• [Written request]
Restate each of the lines below word for word and drop every picture.

# start of Extracted records

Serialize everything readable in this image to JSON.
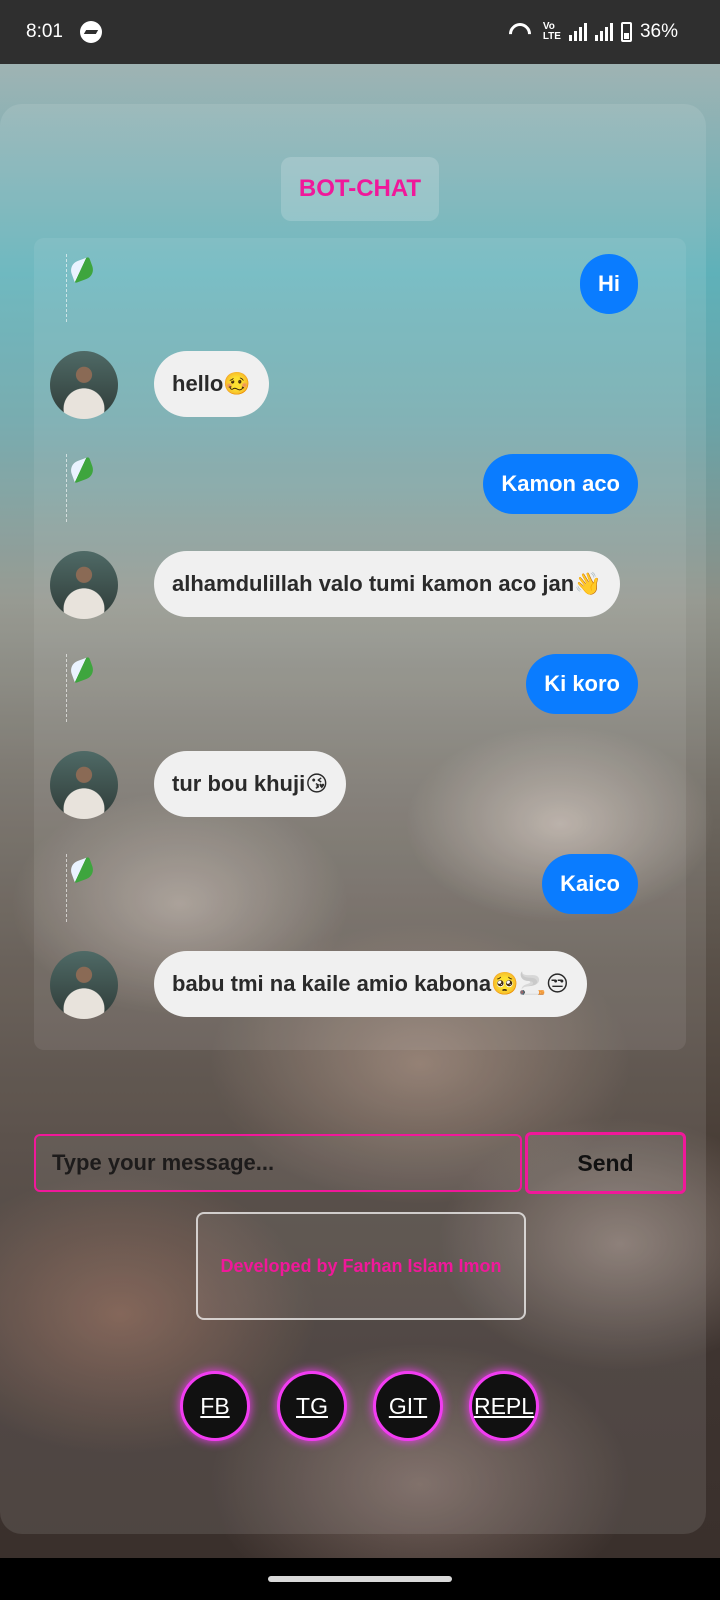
{
  "status_bar": {
    "time": "8:01",
    "volte": "Vo\nLTE",
    "battery": "36%"
  },
  "header": {
    "title": "BOT-CHAT"
  },
  "messages": [
    {
      "sender": "user",
      "text": "Hi"
    },
    {
      "sender": "bot",
      "text": "hello🥴"
    },
    {
      "sender": "user",
      "text": "Kamon aco"
    },
    {
      "sender": "bot",
      "text": "alhamdulillah valo tumi kamon aco jan👋"
    },
    {
      "sender": "user",
      "text": "Ki koro"
    },
    {
      "sender": "bot",
      "text": "tur bou khuji😘"
    },
    {
      "sender": "user",
      "text": "Kaico"
    },
    {
      "sender": "bot",
      "text": "babu tmi na kaile amio kabona🥺🚬😒"
    }
  ],
  "composer": {
    "placeholder": "Type your message...",
    "send_label": "Send"
  },
  "footer": {
    "developer": "Developed by Farhan Islam Imon",
    "links": [
      "FB",
      "TG",
      "GIT",
      "REPL"
    ]
  },
  "colors": {
    "accent": "#f0189a",
    "user_bubble": "#0a7cff",
    "bot_bubble": "#f0f0f0",
    "social_glow": "#f23cf2"
  }
}
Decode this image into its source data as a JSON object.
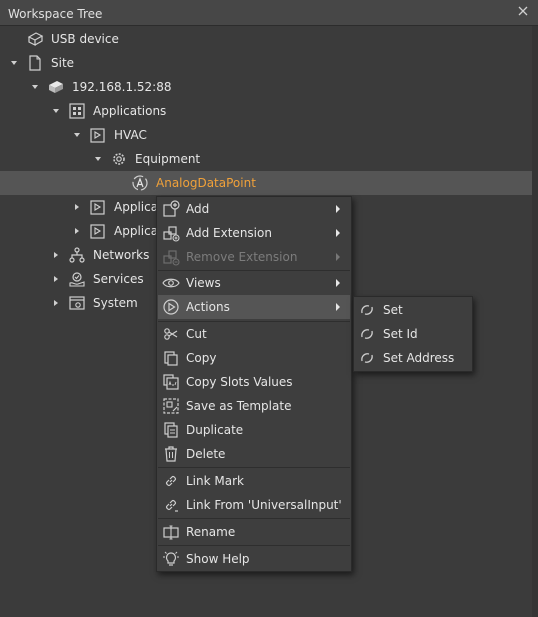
{
  "panel": {
    "title": "Workspace Tree"
  },
  "tree": {
    "usb_device": "USB device",
    "site": "Site",
    "ip": "192.168.1.52:88",
    "applications": "Applications",
    "hvac": "HVAC",
    "equipment": "Equipment",
    "analog_data_point": "AnalogDataPoint",
    "application_partial_1": "Applicat",
    "application_partial_2": "Applicat",
    "networks": "Networks",
    "services": "Services",
    "system": "System"
  },
  "context_menu": {
    "add": "Add",
    "add_extension": "Add Extension",
    "remove_extension": "Remove Extension",
    "views": "Views",
    "actions": "Actions",
    "cut": "Cut",
    "copy": "Copy",
    "copy_slots_values": "Copy Slots Values",
    "save_as_template": "Save as Template",
    "duplicate": "Duplicate",
    "delete": "Delete",
    "link_mark": "Link Mark",
    "link_from": "Link From 'UniversalInput'",
    "rename": "Rename",
    "show_help": "Show Help"
  },
  "actions_submenu": {
    "set": "Set",
    "set_id": "Set Id",
    "set_address": "Set Address"
  },
  "colors": {
    "background": "#3b3b3b",
    "header": "#474747",
    "selection": "#555555",
    "selected_text": "#f0a13a",
    "disabled_text": "#7c7c7c"
  }
}
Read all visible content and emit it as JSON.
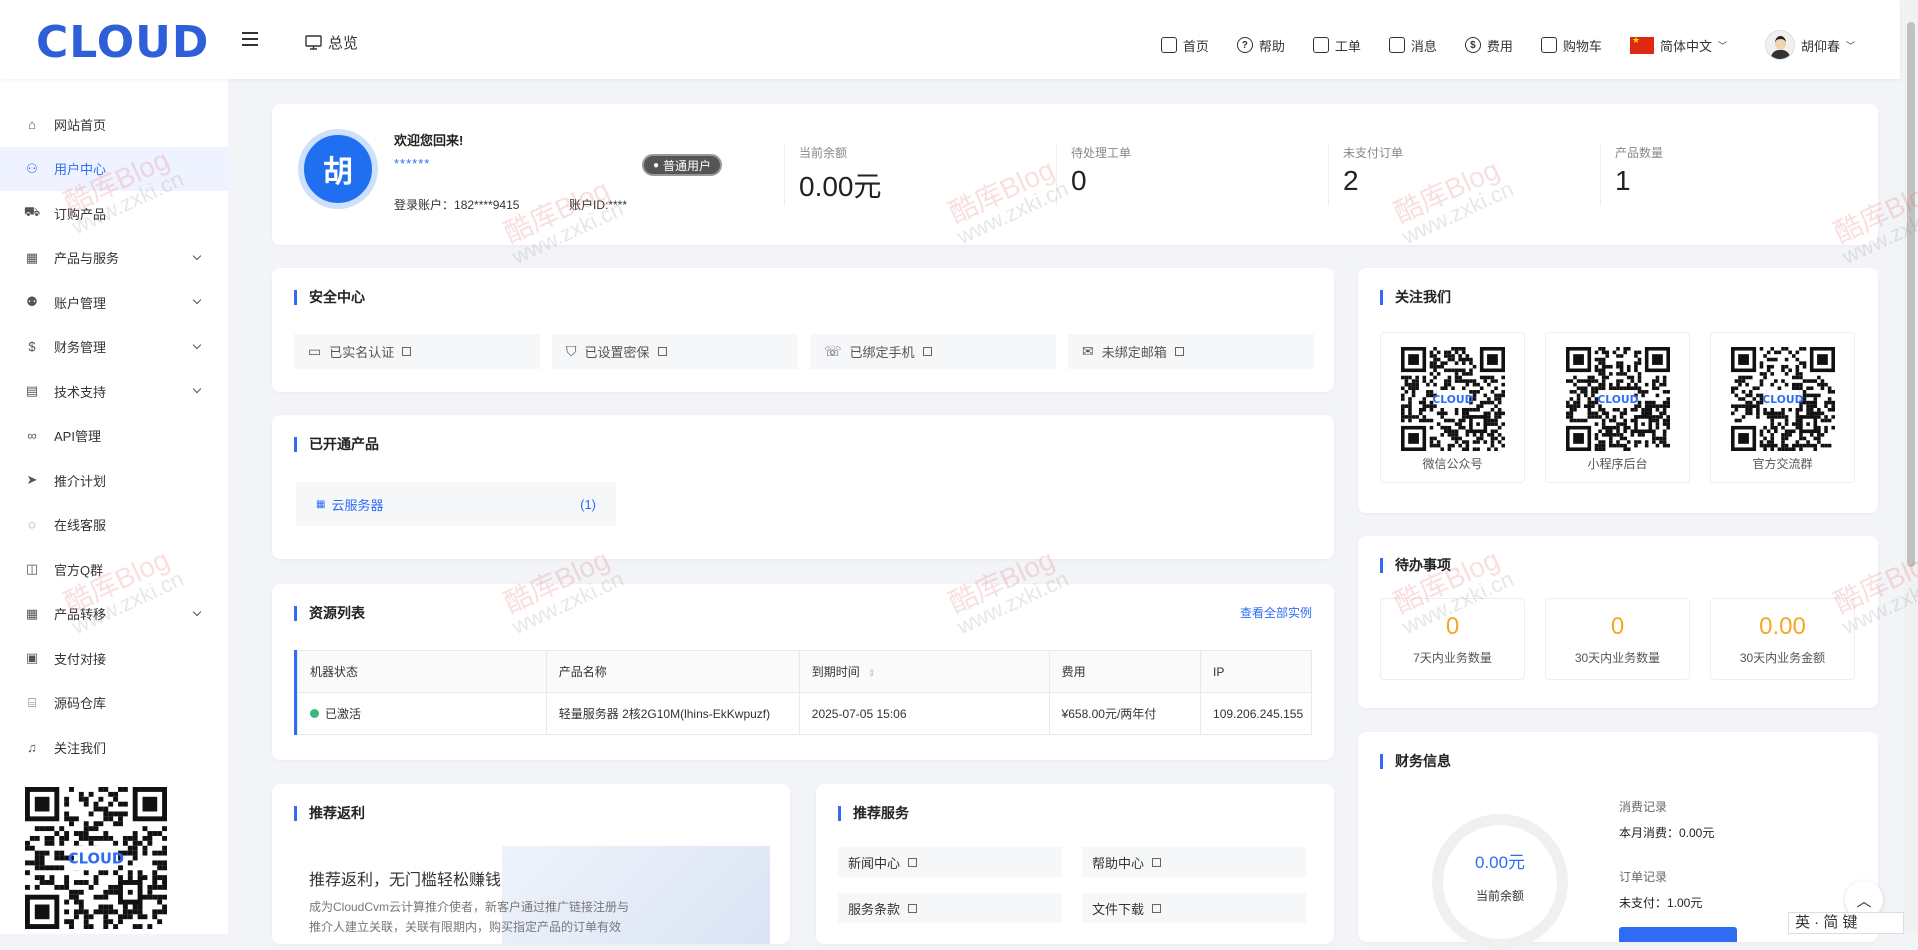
{
  "brand": {
    "logo_text": "CLOUD",
    "accent": "#2e6cf6"
  },
  "header": {
    "overview_label": "总览",
    "nav": [
      {
        "label": "首页",
        "icon": "monitor-icon"
      },
      {
        "label": "帮助",
        "icon": "help-circle-icon"
      },
      {
        "label": "工单",
        "icon": "ticket-icon"
      },
      {
        "label": "消息",
        "icon": "bell-icon"
      },
      {
        "label": "费用",
        "icon": "dollar-circle-icon"
      },
      {
        "label": "购物车",
        "icon": "cart-icon"
      }
    ],
    "language": "简体中文",
    "username": "胡仰春"
  },
  "sidebar": {
    "items": [
      {
        "label": "网站首页",
        "icon": "home-icon",
        "expandable": false
      },
      {
        "label": "用户中心",
        "icon": "user-icon",
        "expandable": false,
        "active": true
      },
      {
        "label": "订购产品",
        "icon": "cart-icon",
        "expandable": false
      },
      {
        "label": "产品与服务",
        "icon": "grid-icon",
        "expandable": true
      },
      {
        "label": "账户管理",
        "icon": "users-icon",
        "expandable": true
      },
      {
        "label": "财务管理",
        "icon": "dollar-circle-icon",
        "expandable": true
      },
      {
        "label": "技术支持",
        "icon": "document-icon",
        "expandable": true
      },
      {
        "label": "API管理",
        "icon": "api-icon",
        "expandable": false
      },
      {
        "label": "推介计划",
        "icon": "send-icon",
        "expandable": false
      },
      {
        "label": "在线客服",
        "icon": "chat-icon",
        "expandable": false
      },
      {
        "label": "官方Q群",
        "icon": "group-icon",
        "expandable": false
      },
      {
        "label": "产品转移",
        "icon": "grid-icon",
        "expandable": true
      },
      {
        "label": "支付对接",
        "icon": "wallet-icon",
        "expandable": false
      },
      {
        "label": "源码仓库",
        "icon": "code-icon",
        "expandable": false
      },
      {
        "label": "关注我们",
        "icon": "bell-icon",
        "expandable": false
      }
    ]
  },
  "profile": {
    "avatar_char": "胡",
    "welcome": "欢迎您回来!",
    "masked_name": "******",
    "badge": "普通用户",
    "login_account_label": "登录账户：",
    "login_account": "182****9415",
    "account_id_label": "账户ID:",
    "account_id": "****"
  },
  "stats": [
    {
      "label": "当前余额",
      "value": "0.00元"
    },
    {
      "label": "待处理工单",
      "value": "0"
    },
    {
      "label": "未支付订单",
      "value": "2"
    },
    {
      "label": "产品数量",
      "value": "1"
    }
  ],
  "security": {
    "title": "安全中心",
    "items": [
      {
        "label": "已实名认证",
        "icon": "id-card-icon"
      },
      {
        "label": "已设置密保",
        "icon": "shield-icon"
      },
      {
        "label": "已绑定手机",
        "icon": "phone-icon"
      },
      {
        "label": "未绑定邮箱",
        "icon": "mail-icon"
      }
    ]
  },
  "follow": {
    "title": "关注我们",
    "codes": [
      {
        "caption": "微信公众号"
      },
      {
        "caption": "小程序后台"
      },
      {
        "caption": "官方交流群"
      }
    ],
    "qr_text": "CLOUD"
  },
  "products": {
    "title": "已开通产品",
    "items": [
      {
        "label": "云服务器",
        "count": "(1)"
      }
    ]
  },
  "todo": {
    "title": "待办事项",
    "items": [
      {
        "value": "0",
        "label": "7天内业务数量"
      },
      {
        "value": "0",
        "label": "30天内业务数量"
      },
      {
        "value": "0.00",
        "label": "30天内业务金额"
      }
    ]
  },
  "resources": {
    "title": "资源列表",
    "view_all": "查看全部实例",
    "columns": [
      "机器状态",
      "产品名称",
      "到期时间",
      "费用",
      "IP"
    ],
    "rows": [
      {
        "status": "已激活",
        "status_color": "#3cba7a",
        "name": "轻量服务器 2核2G10M(lhins-EkKwpuzf)",
        "expire": "2025-07-05 15:06",
        "fee": "¥658.00元/两年付",
        "ip": "109.206.245.155"
      }
    ]
  },
  "referral": {
    "title": "推荐返利",
    "headline": "推荐返利，无门槛轻松赚钱",
    "desc1": "成为CloudCvm云计算推介使者，新客户通过推广链接注册与",
    "desc2": "推介人建立关联，关联有限期内，购买指定产品的订单有效"
  },
  "services": {
    "title": "推荐服务",
    "items": [
      "新闻中心",
      "帮助中心",
      "服务条款",
      "文件下载"
    ]
  },
  "finance": {
    "title": "财务信息",
    "balance": "0.00元",
    "balance_label": "当前余额",
    "consume_title": "消费记录",
    "consume_text": "本月消费：0.00元",
    "order_title": "订单记录",
    "order_text": "未支付：1.00元"
  },
  "watermark": {
    "text_cn": "酷库Blog",
    "text_url": "www.zxki.cn"
  },
  "ime": {
    "text": "英 · 简 键"
  }
}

# end of Extracted records

• [Written solution]
Serialize everything readable in this image to JSON.
{
  "status_bar": {
    "time": "8:01",
    "volte": "Vo\nLTE",
    "battery": "36%"
  },
  "header": {
    "title": "BOT-CHAT"
  },
  "messages": [
    {
      "sender": "user",
      "text": "Hi"
    },
    {
      "sender": "bot",
      "text": "hello🥴"
    },
    {
      "sender": "user",
      "text": "Kamon aco"
    },
    {
      "sender": "bot",
      "text": "alhamdulillah valo tumi kamon aco jan👋"
    },
    {
      "sender": "user",
      "text": "Ki koro"
    },
    {
      "sender": "bot",
      "text": "tur bou khuji😘"
    },
    {
      "sender": "user",
      "text": "Kaico"
    },
    {
      "sender": "bot",
      "text": "babu tmi na kaile amio kabona🥺🚬😒"
    }
  ],
  "composer": {
    "placeholder": "Type your message...",
    "send_label": "Send"
  },
  "footer": {
    "developer": "Developed by Farhan Islam Imon",
    "links": [
      "FB",
      "TG",
      "GIT",
      "REPL"
    ]
  },
  "colors": {
    "accent": "#f0189a",
    "user_bubble": "#0a7cff",
    "bot_bubble": "#f0f0f0",
    "social_glow": "#f23cf2"
  }
}
Decode this image into its source data as a JSON object.
{
  "panel": {
    "title": "Workspace Tree"
  },
  "tree": {
    "usb_device": "USB device",
    "site": "Site",
    "ip": "192.168.1.52:88",
    "applications": "Applications",
    "hvac": "HVAC",
    "equipment": "Equipment",
    "analog_data_point": "AnalogDataPoint",
    "application_partial_1": "Applicat",
    "application_partial_2": "Applicat",
    "networks": "Networks",
    "services": "Services",
    "system": "System"
  },
  "context_menu": {
    "add": "Add",
    "add_extension": "Add Extension",
    "remove_extension": "Remove Extension",
    "views": "Views",
    "actions": "Actions",
    "cut": "Cut",
    "copy": "Copy",
    "copy_slots_values": "Copy Slots Values",
    "save_as_template": "Save as Template",
    "duplicate": "Duplicate",
    "delete": "Delete",
    "link_mark": "Link Mark",
    "link_from": "Link From 'UniversalInput'",
    "rename": "Rename",
    "show_help": "Show Help"
  },
  "actions_submenu": {
    "set": "Set",
    "set_id": "Set Id",
    "set_address": "Set Address"
  },
  "colors": {
    "background": "#3b3b3b",
    "header": "#474747",
    "selection": "#555555",
    "selected_text": "#f0a13a",
    "disabled_text": "#7c7c7c"
  }
}
Read all visible content and emit it as JSON.
{
  "brand": {
    "logo_text": "CLOUD",
    "accent": "#2e6cf6"
  },
  "header": {
    "overview_label": "总览",
    "nav": [
      {
        "label": "首页",
        "icon": "monitor-icon"
      },
      {
        "label": "帮助",
        "icon": "help-circle-icon"
      },
      {
        "label": "工单",
        "icon": "ticket-icon"
      },
      {
        "label": "消息",
        "icon": "bell-icon"
      },
      {
        "label": "费用",
        "icon": "dollar-circle-icon"
      },
      {
        "label": "购物车",
        "icon": "cart-icon"
      }
    ],
    "language": "简体中文",
    "username": "胡仰春"
  },
  "sidebar": {
    "items": [
      {
        "label": "网站首页",
        "icon": "home-icon",
        "expandable": false
      },
      {
        "label": "用户中心",
        "icon": "user-icon",
        "expandable": false,
        "active": true
      },
      {
        "label": "订购产品",
        "icon": "cart-icon",
        "expandable": false
      },
      {
        "label": "产品与服务",
        "icon": "grid-icon",
        "expandable": true
      },
      {
        "label": "账户管理",
        "icon": "users-icon",
        "expandable": true
      },
      {
        "label": "财务管理",
        "icon": "dollar-circle-icon",
        "expandable": true
      },
      {
        "label": "技术支持",
        "icon": "document-icon",
        "expandable": true
      },
      {
        "label": "API管理",
        "icon": "api-icon",
        "expandable": false
      },
      {
        "label": "推介计划",
        "icon": "send-icon",
        "expandable": false
      },
      {
        "label": "在线客服",
        "icon": "chat-icon",
        "expandable": false
      },
      {
        "label": "官方Q群",
        "icon": "group-icon",
        "expandable": false
      },
      {
        "label": "产品转移",
        "icon": "grid-icon",
        "expandable": true
      },
      {
        "label": "支付对接",
        "icon": "wallet-icon",
        "expandable": false
      },
      {
        "label": "源码仓库",
        "icon": "code-icon",
        "expandable": false
      },
      {
        "label": "关注我们",
        "icon": "bell-icon",
        "expandable": false
      }
    ]
  },
  "profile": {
    "avatar_char": "胡",
    "welcome": "欢迎您回来!",
    "masked_name": "******",
    "badge": "普通用户",
    "login_account_label": "登录账户：",
    "login_account": "182****9415",
    "account_id_label": "账户ID:",
    "account_id": "****"
  },
  "stats": [
    {
      "label": "当前余额",
      "value": "0.00元"
    },
    {
      "label": "待处理工单",
      "value": "0"
    },
    {
      "label": "未支付订单",
      "value": "2"
    },
    {
      "label": "产品数量",
      "value": "1"
    }
  ],
  "security": {
    "title": "安全中心",
    "items": [
      {
        "label": "已实名认证",
        "icon": "id-card-icon"
      },
      {
        "label": "已设置密保",
        "icon": "shield-icon"
      },
      {
        "label": "已绑定手机",
        "icon": "phone-icon"
      },
      {
        "label": "未绑定邮箱",
        "icon": "mail-icon"
      }
    ]
  },
  "follow": {
    "title": "关注我们",
    "codes": [
      {
        "caption": "微信公众号"
      },
      {
        "caption": "小程序后台"
      },
      {
        "caption": "官方交流群"
      }
    ],
    "qr_text": "CLOUD"
  },
  "products": {
    "title": "已开通产品",
    "items": [
      {
        "label": "云服务器",
        "count": "(1)"
      }
    ]
  },
  "todo": {
    "title": "待办事项",
    "items": [
      {
        "value": "0",
        "label": "7天内业务数量"
      },
      {
        "value": "0",
        "label": "30天内业务数量"
      },
      {
        "value": "0.00",
        "label": "30天内业务金额"
      }
    ]
  },
  "resources": {
    "title": "资源列表",
    "view_all": "查看全部实例",
    "columns": [
      "机器状态",
      "产品名称",
      "到期时间",
      "费用",
      "IP"
    ],
    "rows": [
      {
        "status": "已激活",
        "status_color": "#3cba7a",
        "name": "轻量服务器 2核2G10M(lhins-EkKwpuzf)",
        "expire": "2025-07-05 15:06",
        "fee": "¥658.00元/两年付",
        "ip": "109.206.245.155"
      }
    ]
  },
  "referral": {
    "title": "推荐返利",
    "headline": "推荐返利，无门槛轻松赚钱",
    "desc1": "成为CloudCvm云计算推介使者，新客户通过推广链接注册与",
    "desc2": "推介人建立关联，关联有限期内，购买指定产品的订单有效"
  },
  "services": {
    "title": "推荐服务",
    "items": [
      "新闻中心",
      "帮助中心",
      "服务条款",
      "文件下载"
    ]
  },
  "finance": {
    "title": "财务信息",
    "balance": "0.00元",
    "balance_label": "当前余额",
    "consume_title": "消费记录",
    "consume_text": "本月消费：0.00元",
    "order_title": "订单记录",
    "order_text": "未支付：1.00元"
  },
  "watermark": {
    "text_cn": "酷库Blog",
    "text_url": "www.zxki.cn"
  },
  "ime": {
    "text": "英 · 简 键"
  }
}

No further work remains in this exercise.